#### [Your goal]
Reproduce the listing below without changes, except that pictures are left out.

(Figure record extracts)

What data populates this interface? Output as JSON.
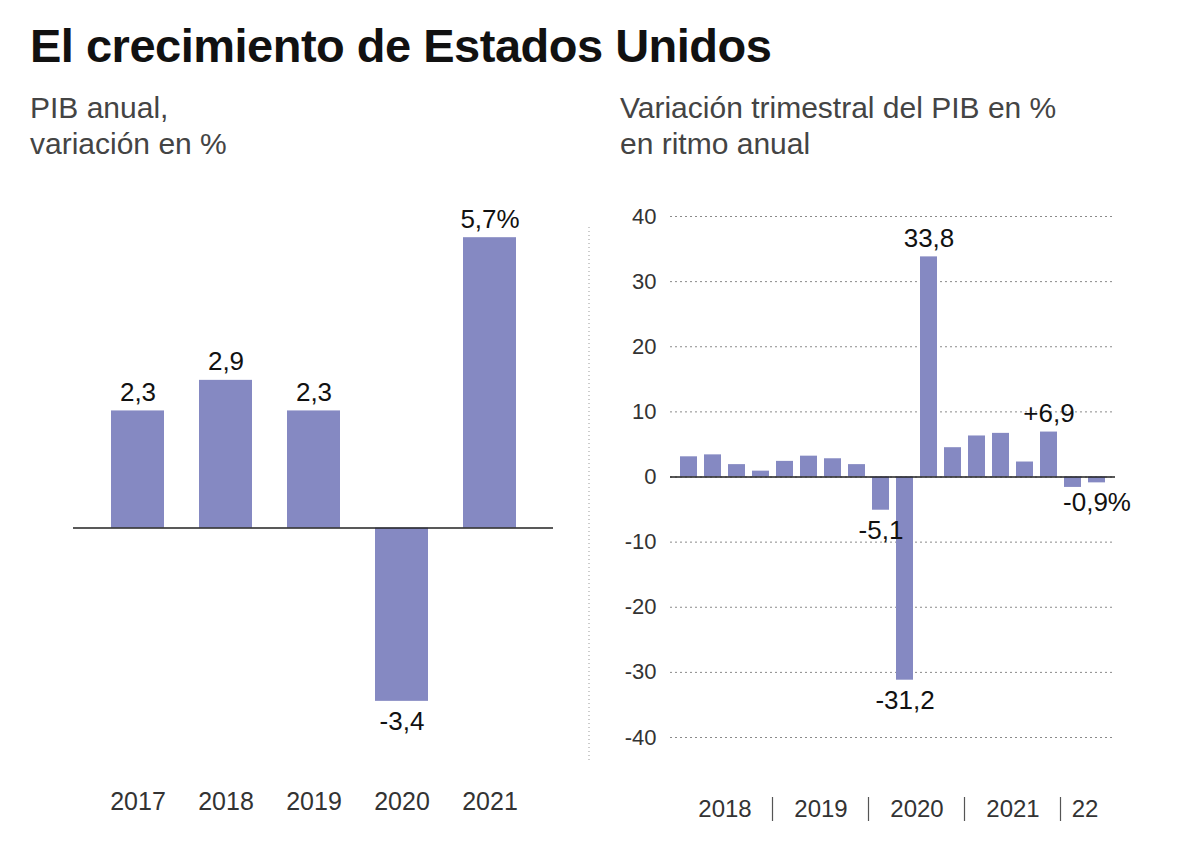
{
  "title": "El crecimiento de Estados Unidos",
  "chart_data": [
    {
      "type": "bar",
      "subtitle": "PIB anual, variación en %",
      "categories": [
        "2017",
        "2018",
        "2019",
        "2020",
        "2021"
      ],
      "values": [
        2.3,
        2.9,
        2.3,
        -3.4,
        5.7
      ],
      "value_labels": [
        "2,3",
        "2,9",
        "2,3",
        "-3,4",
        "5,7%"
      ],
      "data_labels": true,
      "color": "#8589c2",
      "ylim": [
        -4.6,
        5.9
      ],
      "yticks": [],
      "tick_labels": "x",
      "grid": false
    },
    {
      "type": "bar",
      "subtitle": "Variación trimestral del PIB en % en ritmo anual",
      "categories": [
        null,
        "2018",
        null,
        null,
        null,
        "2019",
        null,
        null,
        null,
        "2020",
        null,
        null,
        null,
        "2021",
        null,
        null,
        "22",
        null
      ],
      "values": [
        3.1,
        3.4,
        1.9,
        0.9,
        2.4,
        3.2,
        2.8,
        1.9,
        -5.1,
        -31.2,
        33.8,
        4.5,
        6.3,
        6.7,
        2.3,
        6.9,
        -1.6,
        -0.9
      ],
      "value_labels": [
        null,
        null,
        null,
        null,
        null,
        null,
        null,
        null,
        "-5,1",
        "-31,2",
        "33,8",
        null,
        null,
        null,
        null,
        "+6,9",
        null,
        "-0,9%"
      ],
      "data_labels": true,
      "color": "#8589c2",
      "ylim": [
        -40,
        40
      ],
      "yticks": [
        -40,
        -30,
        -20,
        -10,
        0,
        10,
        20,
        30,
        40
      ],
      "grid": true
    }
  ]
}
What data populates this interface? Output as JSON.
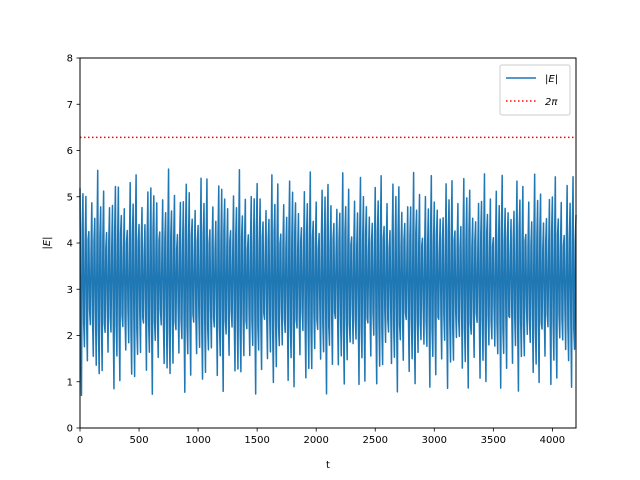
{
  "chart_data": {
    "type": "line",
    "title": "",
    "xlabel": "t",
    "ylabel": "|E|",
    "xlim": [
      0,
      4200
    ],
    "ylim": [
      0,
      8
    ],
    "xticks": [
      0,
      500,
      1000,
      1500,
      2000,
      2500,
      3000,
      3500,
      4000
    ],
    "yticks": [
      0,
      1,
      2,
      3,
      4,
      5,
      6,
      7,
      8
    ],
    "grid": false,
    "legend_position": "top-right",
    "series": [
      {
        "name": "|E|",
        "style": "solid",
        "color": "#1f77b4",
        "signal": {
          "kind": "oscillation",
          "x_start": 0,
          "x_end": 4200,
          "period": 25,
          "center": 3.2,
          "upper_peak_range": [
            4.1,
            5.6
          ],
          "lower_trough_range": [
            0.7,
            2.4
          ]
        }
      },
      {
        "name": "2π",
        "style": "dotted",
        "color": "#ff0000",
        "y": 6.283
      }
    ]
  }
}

#### [Answer in full]
What data populates this interface? Output as JSON.
{
  "title": "El crecimiento de Estados Unidos",
  "chart_data": [
    {
      "type": "bar",
      "subtitle": "PIB anual, variación en %",
      "categories": [
        "2017",
        "2018",
        "2019",
        "2020",
        "2021"
      ],
      "values": [
        2.3,
        2.9,
        2.3,
        -3.4,
        5.7
      ],
      "value_labels": [
        "2,3",
        "2,9",
        "2,3",
        "-3,4",
        "5,7%"
      ],
      "data_labels": true,
      "color": "#8589c2",
      "ylim": [
        -4.6,
        5.9
      ],
      "yticks": [],
      "tick_labels": "x",
      "grid": false
    },
    {
      "type": "bar",
      "subtitle": "Variación trimestral del PIB en % en ritmo anual",
      "categories": [
        null,
        "2018",
        null,
        null,
        null,
        "2019",
        null,
        null,
        null,
        "2020",
        null,
        null,
        null,
        "2021",
        null,
        null,
        "22",
        null
      ],
      "values": [
        3.1,
        3.4,
        1.9,
        0.9,
        2.4,
        3.2,
        2.8,
        1.9,
        -5.1,
        -31.2,
        33.8,
        4.5,
        6.3,
        6.7,
        2.3,
        6.9,
        -1.6,
        -0.9
      ],
      "value_labels": [
        null,
        null,
        null,
        null,
        null,
        null,
        null,
        null,
        "-5,1",
        "-31,2",
        "33,8",
        null,
        null,
        null,
        null,
        "+6,9",
        null,
        "-0,9%"
      ],
      "data_labels": true,
      "color": "#8589c2",
      "ylim": [
        -40,
        40
      ],
      "yticks": [
        -40,
        -30,
        -20,
        -10,
        0,
        10,
        20,
        30,
        40
      ],
      "grid": true
    }
  ]
}
What data populates this interface? Output as JSON.
{
  "chart_data": {
    "type": "line",
    "title": "",
    "xlabel": "t",
    "ylabel": "|E|",
    "xlim": [
      0,
      4200
    ],
    "ylim": [
      0,
      8
    ],
    "xticks": [
      0,
      500,
      1000,
      1500,
      2000,
      2500,
      3000,
      3500,
      4000
    ],
    "yticks": [
      0,
      1,
      2,
      3,
      4,
      5,
      6,
      7,
      8
    ],
    "grid": false,
    "legend_position": "top-right",
    "series": [
      {
        "name": "|E|",
        "style": "solid",
        "color": "#1f77b4",
        "signal": {
          "kind": "oscillation",
          "x_start": 0,
          "x_end": 4200,
          "period": 25,
          "center": 3.2,
          "upper_peak_range": [
            4.1,
            5.6
          ],
          "lower_trough_range": [
            0.7,
            2.4
          ]
        }
      },
      {
        "name": "2π",
        "style": "dotted",
        "color": "#ff0000",
        "y": 6.283
      }
    ]
  }
}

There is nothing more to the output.